REQUIRED WORK = Each line containing the word "entre" needs to be copied.

DATA =
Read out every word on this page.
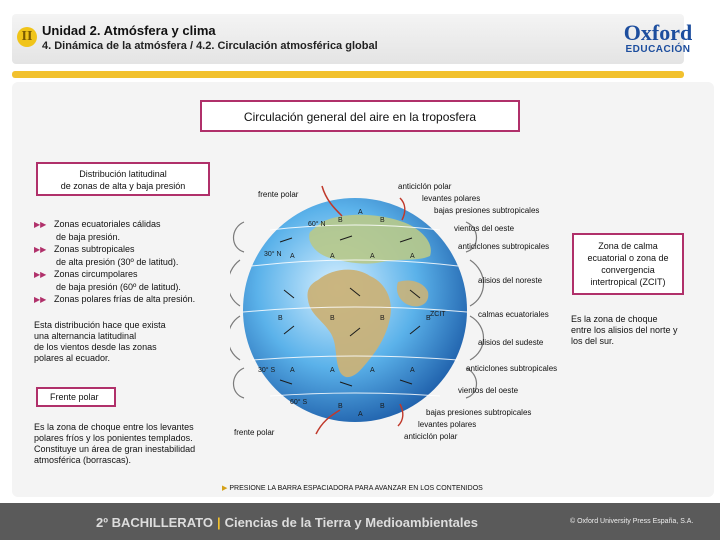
II Unidad 2. Atmósfera y clima
4. Dinámica de la atmósfera / 4.2. Circulación atmosférica global
Oxford
EDUCACIÓN
Circulación general del aire en la troposfera
Distribución latitudinal
de zonas de alta y baja presión
▶▶ Zonas ecuatoriales cálidas
de baja presión.
▶▶ Zonas subtropicales
de alta presión (30º de latitud).
▶▶ Zonas circumpolares
de baja presión (60º de latitud).
▶▶ Zonas polares frías de alta presión.
Esta distribución hace que exista
una alternancia latitudinal
de los vientos desde las zonas
polares al ecuador.
Frente polar
Es la zona de choque entre los levantes
polares fríos y los ponientes templados.
Constituye un área de gran inestabilidad
atmosférica (borrascas).
Zona de calma
ecuatorial o zona de
convergencia
intertropical (ZCIT)
Es la zona de choque
entre los alisios del norte y
los del sur.
B	B
A
A	A	A	A
B	B	B	B
A	A	A	A
B	B
A
60° N
30° N
ZCIT
30° S
60° S
frente polar
anticiclón polar
levantes polares
bajas presiones subtropicales
vientos del oeste
anticiclones subtropicales
alisios del noreste
calmas ecuatoriales
alisios del sudeste
anticiclones subtropicales
vientos del oeste
bajas presiones subtropicales
levantes polares
frente polar	anticiclón polar
▶ PRESIONE LA BARRA ESPACIADORA PARA AVANZAR EN LOS CONTENIDOS
2º BACHILLERATO | Ciencias de la Tierra y Medioambientales	© Oxford University Press España, S.A.
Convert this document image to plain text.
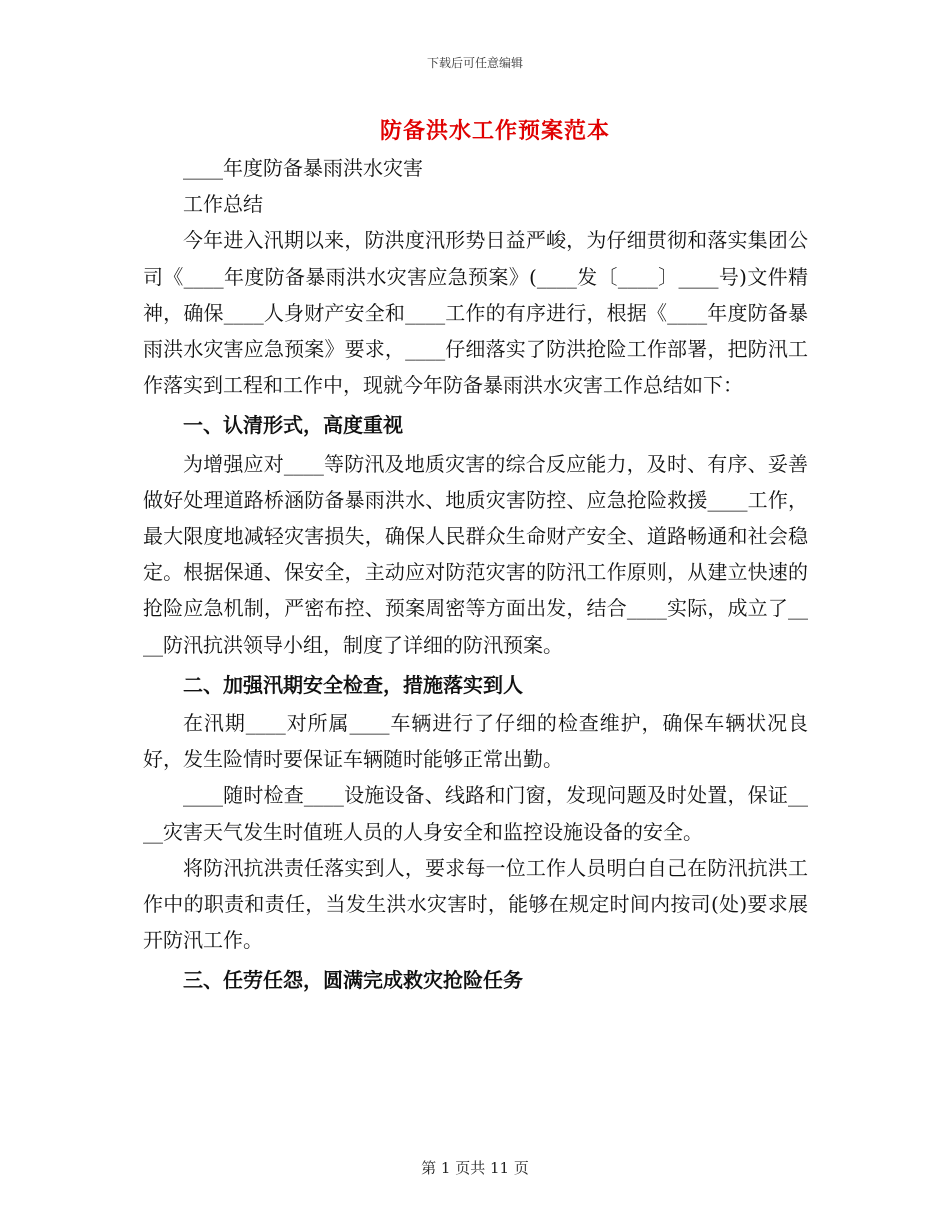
下载后可任意编辑
防备洪水工作预案范本

____年度防备暴雨洪水灾害

工作总结

今年进入汛期以来，防洪度汛形势日益严峻，为仔细贯彻和落实集团公司《____年度防备暴雨洪水灾害应急预案》(____发〔____〕____号)文件精神，确保____人身财产安全和____工作的有序进行，根据《____年度防备暴雨洪水灾害应急预案》要求，____仔细落实了防洪抢险工作部署，把防汛工作落实到工程和工作中，现就今年防备暴雨洪水灾害工作总结如下：

一、认清形式，高度重视

为增强应对____等防汛及地质灾害的综合反应能力，及时、有序、妥善做好处理道路桥涵防备暴雨洪水、地质灾害防控、应急抢险救援____工作，最大限度地减轻灾害损失，确保人民群众生命财产安全、道路畅通和社会稳定。根据保通、保安全，主动应对防范灾害的防汛工作原则，从建立快速的抢险应急机制，严密布控、预案周密等方面出发，结合____实际，成立了____防汛抗洪领导小组，制度了详细的防汛预案。

二、加强汛期安全检查，措施落实到人

在汛期____对所属____车辆进行了仔细的检查维护，确保车辆状况良好，发生险情时要保证车辆随时能够正常出勤。

____随时检查____设施设备、线路和门窗，发现问题及时处置，保证____灾害天气发生时值班人员的人身安全和监控设施设备的安全。

将防汛抗洪责任落实到人，要求每一位工作人员明白自己在防汛抗洪工作中的职责和责任，当发生洪水灾害时，能够在规定时间内按司(处)要求展开防汛工作。

三、任劳任怨，圆满完成救灾抢险任务

第 1 页共 11 页
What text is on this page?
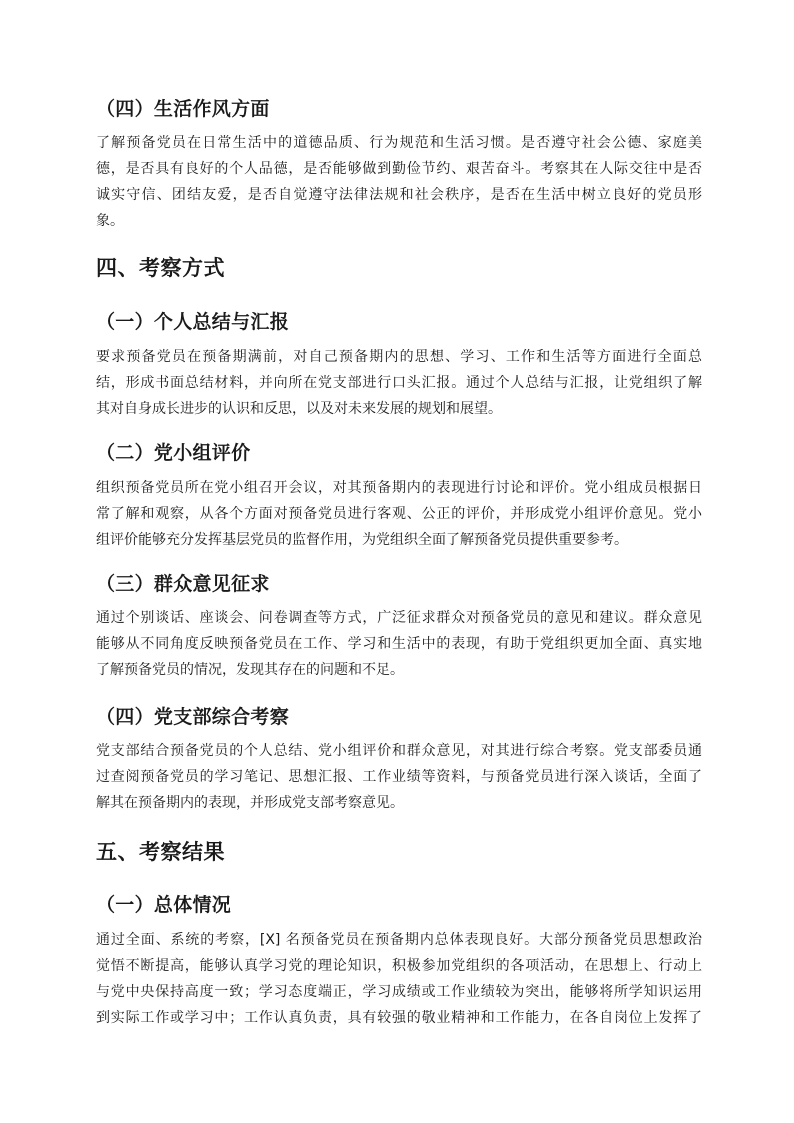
（四）生活作风方面
了解预备党员在日常生活中的道德品质、行为规范和生活习惯。是否遵守社会公德、家庭美
德，是否具有良好的个人品德，是否能够做到勤俭节约、艰苦奋斗。考察其在人际交往中是否
诚实守信、团结友爱，是否自觉遵守法律法规和社会秩序，是否在生活中树立良好的党员形
象。
四、考察方式
（一）个人总结与汇报
要求预备党员在预备期满前，对自己预备期内的思想、学习、工作和生活等方面进行全面总
结，形成书面总结材料，并向所在党支部进行口头汇报。通过个人总结与汇报，让党组织了解
其对自身成长进步的认识和反思，以及对未来发展的规划和展望。
（二）党小组评价
组织预备党员所在党小组召开会议，对其预备期内的表现进行讨论和评价。党小组成员根据日
常了解和观察，从各个方面对预备党员进行客观、公正的评价，并形成党小组评价意见。党小
组评价能够充分发挥基层党员的监督作用，为党组织全面了解预备党员提供重要参考。
（三）群众意见征求
通过个别谈话、座谈会、问卷调查等方式，广泛征求群众对预备党员的意见和建议。群众意见
能够从不同角度反映预备党员在工作、学习和生活中的表现，有助于党组织更加全面、真实地
了解预备党员的情况，发现其存在的问题和不足。
（四）党支部综合考察
党支部结合预备党员的个人总结、党小组评价和群众意见，对其进行综合考察。党支部委员通
过查阅预备党员的学习笔记、思想汇报、工作业绩等资料，与预备党员进行深入谈话，全面了
解其在预备期内的表现，并形成党支部考察意见。
五、考察结果
（一）总体情况
通过全面、系统的考察，[X] 名预备党员在预备期内总体表现良好。大部分预备党员思想政治
觉悟不断提高，能够认真学习党的理论知识，积极参加党组织的各项活动，在思想上、行动上
与党中央保持高度一致；学习态度端正，学习成绩或工作业绩较为突出，能够将所学知识运用
到实际工作或学习中；工作认真负责，具有较强的敬业精神和工作能力，在各自岗位上发挥了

ANSWER FOR THE TASK =
Es la zona de choque entre los levantes
entre los alisios del norte y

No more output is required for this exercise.